**Provided data:**
-- START --

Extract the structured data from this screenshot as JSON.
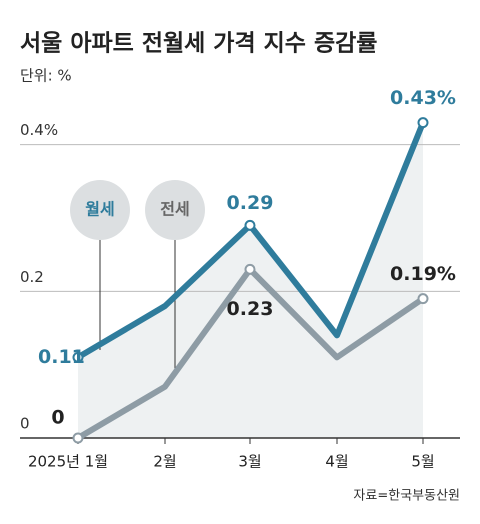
{
  "chart_data": {
    "type": "line",
    "title": "서울 아파트 전월세 가격 지수 증감률",
    "subtitle": "단위: %",
    "source": "자료=한국부동산원",
    "categories": [
      "2025년 1월",
      "2월",
      "3월",
      "4월",
      "5월"
    ],
    "series": [
      {
        "name": "월세",
        "color": "#2f7c9c",
        "values": [
          0.11,
          0.18,
          0.29,
          0.14,
          0.43
        ],
        "value_labels": [
          "0.11",
          null,
          "0.29",
          null,
          "0.43%"
        ]
      },
      {
        "name": "전세",
        "color": "#8e9ca5",
        "values": [
          0,
          0.07,
          0.23,
          0.11,
          0.19
        ],
        "value_labels": [
          "0",
          null,
          "0.23",
          null,
          "0.19%"
        ]
      }
    ],
    "ylim": [
      0,
      0.45
    ],
    "yticks": [
      0,
      0.2,
      {
        "value": 0.4,
        "label": "0.4%"
      }
    ],
    "grid": true
  }
}
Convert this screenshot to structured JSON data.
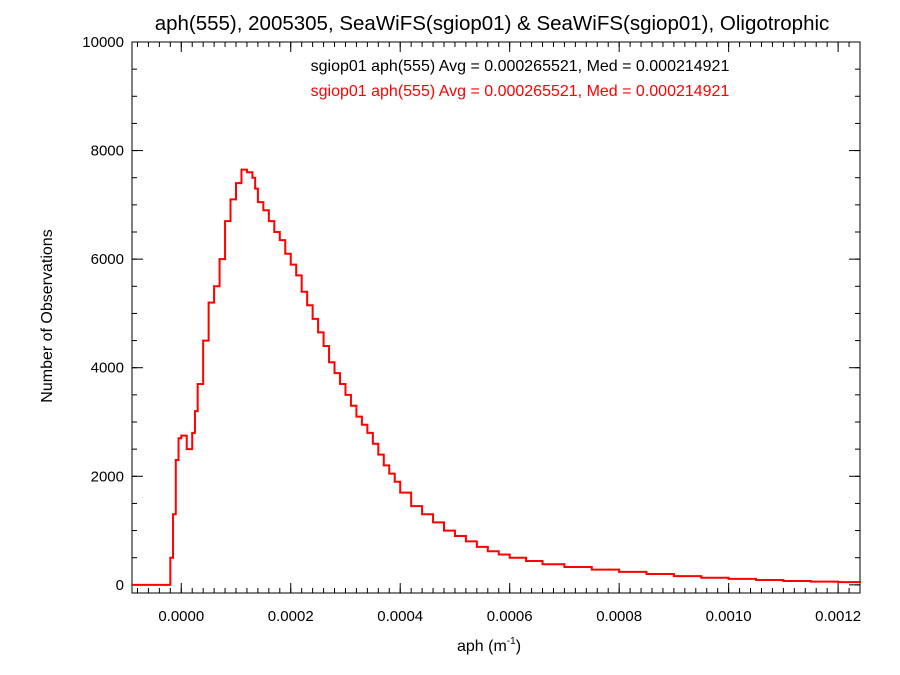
{
  "chart_data": {
    "type": "line",
    "title": "aph(555), 2005305, SeaWiFS(sgiop01) & SeaWiFS(sgiop01), Oligotrophic",
    "xlabel": "aph (m",
    "xlabel_sup": "-1",
    "xlabel_tail": ")",
    "ylabel": "Number of Observations",
    "xlim": [
      -9e-05,
      0.00124
    ],
    "ylim": [
      -150,
      10000
    ],
    "xticks": [
      0.0,
      0.0002,
      0.0004,
      0.0006,
      0.0008,
      0.001,
      0.0012
    ],
    "xtick_labels": [
      "0.0000",
      "0.0002",
      "0.0004",
      "0.0006",
      "0.0008",
      "0.0010",
      "0.0012"
    ],
    "yticks": [
      0,
      2000,
      4000,
      6000,
      8000,
      10000
    ],
    "ytick_labels": [
      "0",
      "2000",
      "4000",
      "6000",
      "8000",
      "10000"
    ],
    "grid": false,
    "legend": [
      {
        "text": "sgiop01 aph(555) Avg = 0.000265521, Med = 0.000214921",
        "color": "#000000"
      },
      {
        "text": "sgiop01 aph(555) Avg = 0.000265521, Med = 0.000214921",
        "color": "#ff0000"
      }
    ],
    "series": [
      {
        "color": "#ff0000",
        "step": true,
        "x": [
          -9e-05,
          -2e-05,
          -1.5e-05,
          -1e-05,
          -5e-06,
          0.0,
          1e-05,
          2e-05,
          2.5e-05,
          3e-05,
          4e-05,
          5e-05,
          6e-05,
          7e-05,
          8e-05,
          9e-05,
          0.0001,
          0.00011,
          0.00012,
          0.00013,
          0.000135,
          0.00014,
          0.00015,
          0.00016,
          0.00017,
          0.00018,
          0.00019,
          0.0002,
          0.00021,
          0.00022,
          0.00023,
          0.00024,
          0.00025,
          0.00026,
          0.00027,
          0.00028,
          0.00029,
          0.0003,
          0.00031,
          0.00032,
          0.00033,
          0.00034,
          0.00035,
          0.00036,
          0.00037,
          0.00038,
          0.00039,
          0.0004,
          0.00042,
          0.00044,
          0.00046,
          0.00048,
          0.0005,
          0.00052,
          0.00054,
          0.00056,
          0.00058,
          0.0006,
          0.00063,
          0.00066,
          0.0007,
          0.00075,
          0.0008,
          0.00085,
          0.0009,
          0.00095,
          0.001,
          0.00105,
          0.0011,
          0.00115,
          0.0012,
          0.00124
        ],
        "y": [
          0,
          500,
          1300,
          2300,
          2700,
          2750,
          2500,
          2800,
          3200,
          3700,
          4500,
          5200,
          5500,
          6000,
          6700,
          7100,
          7400,
          7650,
          7600,
          7500,
          7300,
          7050,
          6900,
          6700,
          6500,
          6350,
          6100,
          5900,
          5700,
          5400,
          5150,
          4900,
          4650,
          4400,
          4100,
          3900,
          3700,
          3500,
          3300,
          3100,
          2950,
          2800,
          2600,
          2400,
          2200,
          2050,
          1900,
          1700,
          1450,
          1300,
          1150,
          1000,
          900,
          800,
          700,
          620,
          560,
          500,
          440,
          380,
          330,
          280,
          240,
          200,
          160,
          130,
          110,
          90,
          70,
          60,
          50,
          40
        ]
      }
    ]
  }
}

-- END --

**Task details:** Check each line of the data above for the word "JSON" and say how many lines contain it, giving nothing besides the number.

**Worked solution:** 2